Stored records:
====================

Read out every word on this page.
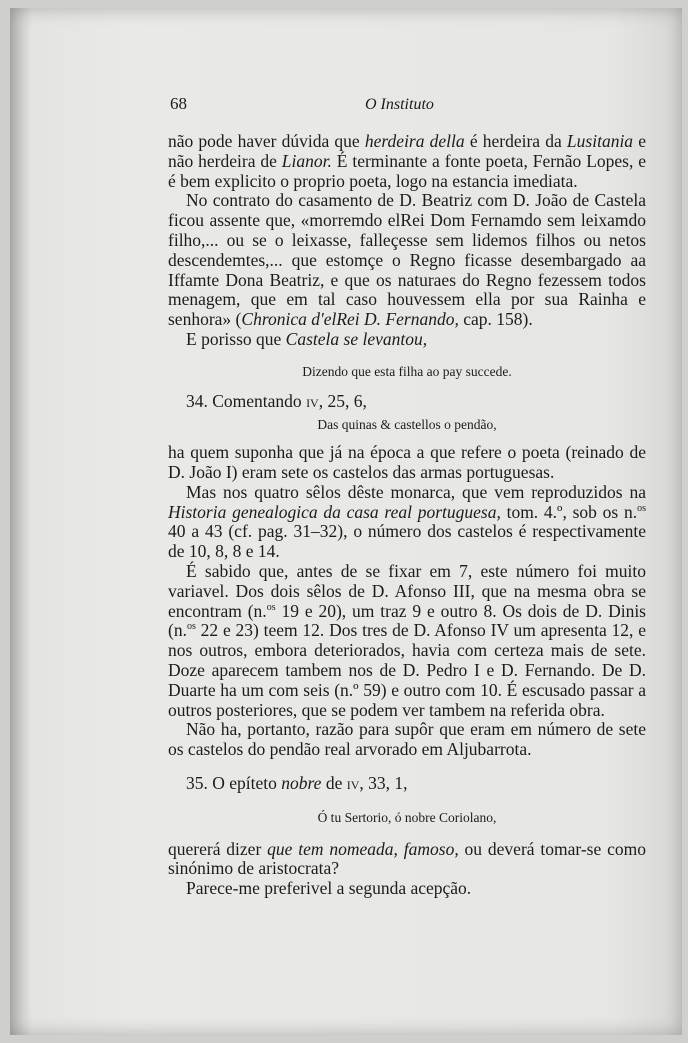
68	O Instituto

não pode haver dúvida que herdeira della é herdeira da Lusitania e não herdeira de Lianor. É terminante a fonte poeta, Fernão Lopes, e é bem explicito o proprio poeta, logo na estancia imediata.

No contrato do casamento de D. Beatriz com D. João de Castela ficou assente que, «morremdo elRei Dom Fernamdo sem leixamdo filho,... ou se o leixasse, falleçesse sem lidemos filhos ou netos descendemtes,... que estomçe o Regno ficasse desembargado aa Iffamte Dona Beatriz, e que os naturaes do Regno fezessem todos menagem, que em tal caso houvessem ella por sua Rainha e senhora» (Chronica d'elRei D. Fernando, cap. 158).

E porisso que Castela se levantou,

Dizendo que esta filha ao pay succede.

34. Comentando iv, 25, 6,

Das quinas & castellos o pendão,

ha quem suponha que já na época a que refere o poeta (reinado de D. João I) eram sete os castelos das armas portuguesas.

Mas nos quatro sêlos dêste monarca, que vem reproduzidos na Historia genealogica da casa real portuguesa, tom. 4.º, sob os n.$^{os}$ 40 a 43 (cf. pag. 31–32), o número dos castelos é respectivamente de 10, 8, 8 e 14.

É sabido que, antes de se fixar em 7, este número foi muito variavel. Dos dois sêlos de D. Afonso III, que na mesma obra se encontram (n.$^{os}$ 19 e 20), um traz 9 e outro 8. Os dois de D. Dinis (n.$^{os}$ 22 e 23) teem 12. Dos tres de D. Afonso IV um apresenta 12, e nos outros, embora deteriorados, havia com certeza mais de sete. Doze aparecem tambem nos de D. Pedro I e D. Fernando. De D. Duarte ha um com seis (n.º 59) e outro com 10. É escusado passar a outros posteriores, que se podem ver tambem na referida obra.

Não ha, portanto, razão para supôr que eram em número de sete os castelos do pendão real arvorado em Aljubarrota.

35. O epíteto nobre de iv, 33, 1,

Ó tu Sertorio, ó nobre Coriolano,

quererá dizer que tem nomeada, famoso, ou deverá tomar-se como sinónimo de aristocrata?

Parece-me preferivel a segunda acepção.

====================

## [Work instructions]
From the entries above, copy every line containing the word "João".

## [Output for this task]
No contrato do casamento de D. Beatriz com D. João de Castela ficou assente que, «morremdo elRei Dom Fernamdo sem leixamdo filho,... ou se o leixasse, falleçesse sem lidemos filhos ou netos descendemtes,... que estomçe o Regno ficasse desembargado aa Iffamte Dona Beatriz, e que os naturaes do Regno fezessem todos menagem, que em tal caso houvessem ella por sua Rainha e senhora» (Chronica d'elRei D. Fernando, cap. 158).
ha quem suponha que já na época a que refere o poeta (reinado de D. João I) eram sete os castelos das armas portuguesas.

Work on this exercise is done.